Task>
Find each line with the word "type" in it, then give the total alone.

Records provided>
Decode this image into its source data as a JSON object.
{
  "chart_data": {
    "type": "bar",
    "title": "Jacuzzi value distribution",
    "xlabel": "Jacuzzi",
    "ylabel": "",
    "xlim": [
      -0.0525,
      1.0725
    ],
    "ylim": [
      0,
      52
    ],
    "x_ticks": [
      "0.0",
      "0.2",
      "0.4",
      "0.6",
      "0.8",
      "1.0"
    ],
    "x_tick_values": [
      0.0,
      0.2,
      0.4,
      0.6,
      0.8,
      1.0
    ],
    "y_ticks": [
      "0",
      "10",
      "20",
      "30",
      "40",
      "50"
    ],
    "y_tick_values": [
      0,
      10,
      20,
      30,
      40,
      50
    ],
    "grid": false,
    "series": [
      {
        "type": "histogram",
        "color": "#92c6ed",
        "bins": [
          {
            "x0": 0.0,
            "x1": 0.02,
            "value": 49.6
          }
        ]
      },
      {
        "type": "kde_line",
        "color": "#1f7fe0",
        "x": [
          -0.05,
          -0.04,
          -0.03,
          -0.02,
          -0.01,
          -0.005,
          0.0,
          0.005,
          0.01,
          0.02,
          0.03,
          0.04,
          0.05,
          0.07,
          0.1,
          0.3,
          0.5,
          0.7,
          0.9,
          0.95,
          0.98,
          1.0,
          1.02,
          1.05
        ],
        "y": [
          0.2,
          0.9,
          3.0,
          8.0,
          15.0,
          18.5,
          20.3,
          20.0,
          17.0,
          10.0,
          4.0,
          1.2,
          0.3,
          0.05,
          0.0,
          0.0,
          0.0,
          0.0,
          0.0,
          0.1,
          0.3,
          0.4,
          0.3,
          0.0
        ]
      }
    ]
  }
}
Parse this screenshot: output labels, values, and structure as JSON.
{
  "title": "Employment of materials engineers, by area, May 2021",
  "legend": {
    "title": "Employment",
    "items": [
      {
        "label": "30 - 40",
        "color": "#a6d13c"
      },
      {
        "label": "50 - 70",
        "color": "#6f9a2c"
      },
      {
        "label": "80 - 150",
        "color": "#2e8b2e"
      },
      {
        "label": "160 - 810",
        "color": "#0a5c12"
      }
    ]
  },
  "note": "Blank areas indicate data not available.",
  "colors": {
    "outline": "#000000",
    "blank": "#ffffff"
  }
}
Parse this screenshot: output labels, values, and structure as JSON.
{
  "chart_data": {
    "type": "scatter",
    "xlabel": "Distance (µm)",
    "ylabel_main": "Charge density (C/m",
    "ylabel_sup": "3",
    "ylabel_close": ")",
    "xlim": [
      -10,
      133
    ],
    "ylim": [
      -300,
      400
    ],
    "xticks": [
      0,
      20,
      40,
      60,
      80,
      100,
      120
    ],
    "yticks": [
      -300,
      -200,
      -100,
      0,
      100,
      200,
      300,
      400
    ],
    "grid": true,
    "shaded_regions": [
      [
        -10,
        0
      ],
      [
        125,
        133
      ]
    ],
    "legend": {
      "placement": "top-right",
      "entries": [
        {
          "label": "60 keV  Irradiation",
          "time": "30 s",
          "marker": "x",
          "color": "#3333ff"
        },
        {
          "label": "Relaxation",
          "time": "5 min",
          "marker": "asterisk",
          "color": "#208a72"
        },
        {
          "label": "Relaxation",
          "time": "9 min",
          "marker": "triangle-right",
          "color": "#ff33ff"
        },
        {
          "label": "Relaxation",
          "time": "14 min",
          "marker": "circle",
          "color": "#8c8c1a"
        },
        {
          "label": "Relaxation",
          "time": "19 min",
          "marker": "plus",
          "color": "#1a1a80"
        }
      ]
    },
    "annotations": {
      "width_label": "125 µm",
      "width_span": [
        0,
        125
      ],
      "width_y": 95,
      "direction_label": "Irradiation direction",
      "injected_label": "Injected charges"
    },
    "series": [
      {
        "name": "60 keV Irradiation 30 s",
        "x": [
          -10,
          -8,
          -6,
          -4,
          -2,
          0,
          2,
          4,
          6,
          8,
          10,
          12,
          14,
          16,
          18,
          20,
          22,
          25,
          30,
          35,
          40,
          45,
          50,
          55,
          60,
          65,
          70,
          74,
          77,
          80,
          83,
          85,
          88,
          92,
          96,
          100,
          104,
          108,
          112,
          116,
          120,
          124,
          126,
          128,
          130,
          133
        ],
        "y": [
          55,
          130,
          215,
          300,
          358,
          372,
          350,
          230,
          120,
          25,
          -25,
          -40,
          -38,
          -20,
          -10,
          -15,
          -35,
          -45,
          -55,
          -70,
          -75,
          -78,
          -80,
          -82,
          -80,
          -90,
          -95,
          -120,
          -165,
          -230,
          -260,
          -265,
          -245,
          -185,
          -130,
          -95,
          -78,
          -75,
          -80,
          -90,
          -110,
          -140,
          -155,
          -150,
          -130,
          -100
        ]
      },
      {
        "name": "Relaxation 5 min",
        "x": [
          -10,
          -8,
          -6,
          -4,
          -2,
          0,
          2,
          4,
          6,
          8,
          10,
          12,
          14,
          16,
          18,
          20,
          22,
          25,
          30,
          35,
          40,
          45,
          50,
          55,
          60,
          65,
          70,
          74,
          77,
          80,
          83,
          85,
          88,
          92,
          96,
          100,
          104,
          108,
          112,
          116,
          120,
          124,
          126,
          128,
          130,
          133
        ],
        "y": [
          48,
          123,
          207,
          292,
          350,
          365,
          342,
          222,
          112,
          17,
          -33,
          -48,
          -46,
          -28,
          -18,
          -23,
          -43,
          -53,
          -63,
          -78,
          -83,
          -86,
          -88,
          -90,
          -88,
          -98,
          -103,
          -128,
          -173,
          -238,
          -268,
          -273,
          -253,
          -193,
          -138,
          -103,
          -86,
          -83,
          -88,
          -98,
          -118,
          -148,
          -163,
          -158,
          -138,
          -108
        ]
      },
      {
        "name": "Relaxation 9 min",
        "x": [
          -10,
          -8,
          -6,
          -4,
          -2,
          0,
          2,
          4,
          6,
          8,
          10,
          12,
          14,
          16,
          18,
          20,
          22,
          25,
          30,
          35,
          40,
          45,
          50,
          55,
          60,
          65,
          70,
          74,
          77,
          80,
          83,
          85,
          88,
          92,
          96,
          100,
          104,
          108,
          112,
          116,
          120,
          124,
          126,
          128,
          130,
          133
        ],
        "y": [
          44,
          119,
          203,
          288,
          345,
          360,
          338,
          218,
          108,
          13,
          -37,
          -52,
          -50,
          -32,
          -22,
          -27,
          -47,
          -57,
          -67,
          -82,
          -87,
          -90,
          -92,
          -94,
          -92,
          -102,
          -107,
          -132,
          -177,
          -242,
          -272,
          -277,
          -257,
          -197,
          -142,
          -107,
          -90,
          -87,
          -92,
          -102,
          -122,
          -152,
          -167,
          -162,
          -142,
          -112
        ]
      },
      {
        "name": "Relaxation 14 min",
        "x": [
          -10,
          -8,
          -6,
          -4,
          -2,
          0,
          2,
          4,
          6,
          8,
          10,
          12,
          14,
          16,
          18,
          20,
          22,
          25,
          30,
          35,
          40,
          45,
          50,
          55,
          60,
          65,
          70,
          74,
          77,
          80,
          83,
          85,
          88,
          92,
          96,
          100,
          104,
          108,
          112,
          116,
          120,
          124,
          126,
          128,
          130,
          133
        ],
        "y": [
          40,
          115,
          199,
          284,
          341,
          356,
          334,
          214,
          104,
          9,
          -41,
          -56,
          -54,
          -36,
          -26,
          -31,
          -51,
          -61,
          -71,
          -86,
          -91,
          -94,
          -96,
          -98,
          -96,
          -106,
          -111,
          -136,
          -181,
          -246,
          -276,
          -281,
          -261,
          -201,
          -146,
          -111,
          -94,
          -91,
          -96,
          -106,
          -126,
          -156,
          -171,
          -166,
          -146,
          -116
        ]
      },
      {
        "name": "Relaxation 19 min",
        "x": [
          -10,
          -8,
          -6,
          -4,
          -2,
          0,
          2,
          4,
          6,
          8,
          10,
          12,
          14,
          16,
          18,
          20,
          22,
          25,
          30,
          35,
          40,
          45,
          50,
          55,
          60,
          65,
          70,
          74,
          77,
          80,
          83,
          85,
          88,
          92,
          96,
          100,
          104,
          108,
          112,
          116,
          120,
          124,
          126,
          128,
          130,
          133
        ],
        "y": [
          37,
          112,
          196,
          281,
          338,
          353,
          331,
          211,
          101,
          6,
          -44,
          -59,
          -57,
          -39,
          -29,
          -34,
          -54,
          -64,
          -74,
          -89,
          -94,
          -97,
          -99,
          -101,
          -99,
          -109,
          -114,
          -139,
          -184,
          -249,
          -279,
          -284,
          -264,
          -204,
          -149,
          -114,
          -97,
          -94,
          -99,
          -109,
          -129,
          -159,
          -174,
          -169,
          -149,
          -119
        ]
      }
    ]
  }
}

Task result>
4